- EXERCISE PROMPT:
How many lines in the rows below contain the string "axis"? Reply with the number alone.

- LISTED ENTRIES:
────────
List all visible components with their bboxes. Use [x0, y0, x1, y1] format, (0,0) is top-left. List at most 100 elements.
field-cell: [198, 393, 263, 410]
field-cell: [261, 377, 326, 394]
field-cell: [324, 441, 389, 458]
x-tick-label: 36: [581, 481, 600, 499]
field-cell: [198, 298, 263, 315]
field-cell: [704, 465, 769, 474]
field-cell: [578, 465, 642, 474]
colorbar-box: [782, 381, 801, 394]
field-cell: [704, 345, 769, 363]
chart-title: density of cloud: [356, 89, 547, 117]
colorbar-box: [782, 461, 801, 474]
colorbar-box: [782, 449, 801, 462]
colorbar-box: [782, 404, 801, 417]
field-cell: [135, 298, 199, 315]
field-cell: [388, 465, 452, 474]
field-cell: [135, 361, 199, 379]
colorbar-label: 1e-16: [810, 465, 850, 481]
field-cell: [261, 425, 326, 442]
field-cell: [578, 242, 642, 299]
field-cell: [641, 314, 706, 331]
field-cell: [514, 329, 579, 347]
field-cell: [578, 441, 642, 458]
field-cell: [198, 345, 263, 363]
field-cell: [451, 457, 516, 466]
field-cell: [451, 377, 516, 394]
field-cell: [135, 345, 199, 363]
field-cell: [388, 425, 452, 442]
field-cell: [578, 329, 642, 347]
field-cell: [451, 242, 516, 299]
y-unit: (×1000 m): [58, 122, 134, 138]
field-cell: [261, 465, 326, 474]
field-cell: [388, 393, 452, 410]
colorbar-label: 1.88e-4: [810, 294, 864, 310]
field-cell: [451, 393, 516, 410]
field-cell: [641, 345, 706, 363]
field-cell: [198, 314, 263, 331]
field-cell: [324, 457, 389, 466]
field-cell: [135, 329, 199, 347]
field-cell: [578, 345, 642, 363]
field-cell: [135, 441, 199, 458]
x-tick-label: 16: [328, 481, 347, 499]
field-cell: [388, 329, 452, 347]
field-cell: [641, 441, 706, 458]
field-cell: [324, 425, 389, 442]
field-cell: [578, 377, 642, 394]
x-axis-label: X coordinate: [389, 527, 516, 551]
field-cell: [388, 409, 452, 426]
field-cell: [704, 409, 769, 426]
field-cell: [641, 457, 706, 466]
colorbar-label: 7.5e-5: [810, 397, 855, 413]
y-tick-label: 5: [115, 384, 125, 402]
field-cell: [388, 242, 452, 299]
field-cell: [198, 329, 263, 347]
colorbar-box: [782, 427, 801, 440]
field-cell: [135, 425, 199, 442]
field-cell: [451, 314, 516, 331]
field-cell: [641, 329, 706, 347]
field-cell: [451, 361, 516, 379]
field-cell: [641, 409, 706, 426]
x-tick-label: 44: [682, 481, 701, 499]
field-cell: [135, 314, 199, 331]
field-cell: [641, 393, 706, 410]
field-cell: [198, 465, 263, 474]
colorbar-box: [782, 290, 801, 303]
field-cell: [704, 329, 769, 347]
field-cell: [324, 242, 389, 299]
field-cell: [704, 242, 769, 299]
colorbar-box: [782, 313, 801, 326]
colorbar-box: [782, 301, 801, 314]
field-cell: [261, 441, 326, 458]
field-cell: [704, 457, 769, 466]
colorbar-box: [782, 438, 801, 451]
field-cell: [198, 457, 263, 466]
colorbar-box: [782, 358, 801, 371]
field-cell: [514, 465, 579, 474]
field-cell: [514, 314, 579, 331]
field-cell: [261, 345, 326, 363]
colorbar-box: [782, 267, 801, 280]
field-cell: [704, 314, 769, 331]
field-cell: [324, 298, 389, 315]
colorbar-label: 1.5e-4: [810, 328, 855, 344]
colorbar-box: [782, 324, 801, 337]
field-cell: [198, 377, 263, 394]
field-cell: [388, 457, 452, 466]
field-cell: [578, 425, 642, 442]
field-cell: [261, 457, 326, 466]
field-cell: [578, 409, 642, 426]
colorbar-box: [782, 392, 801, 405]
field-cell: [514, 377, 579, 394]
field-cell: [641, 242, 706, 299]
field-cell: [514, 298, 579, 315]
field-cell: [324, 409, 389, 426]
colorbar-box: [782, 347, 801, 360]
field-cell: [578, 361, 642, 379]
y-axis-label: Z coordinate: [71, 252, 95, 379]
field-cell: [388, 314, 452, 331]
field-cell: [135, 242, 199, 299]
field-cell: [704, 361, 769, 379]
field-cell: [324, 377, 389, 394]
────────
- TASK RESPONSE:
2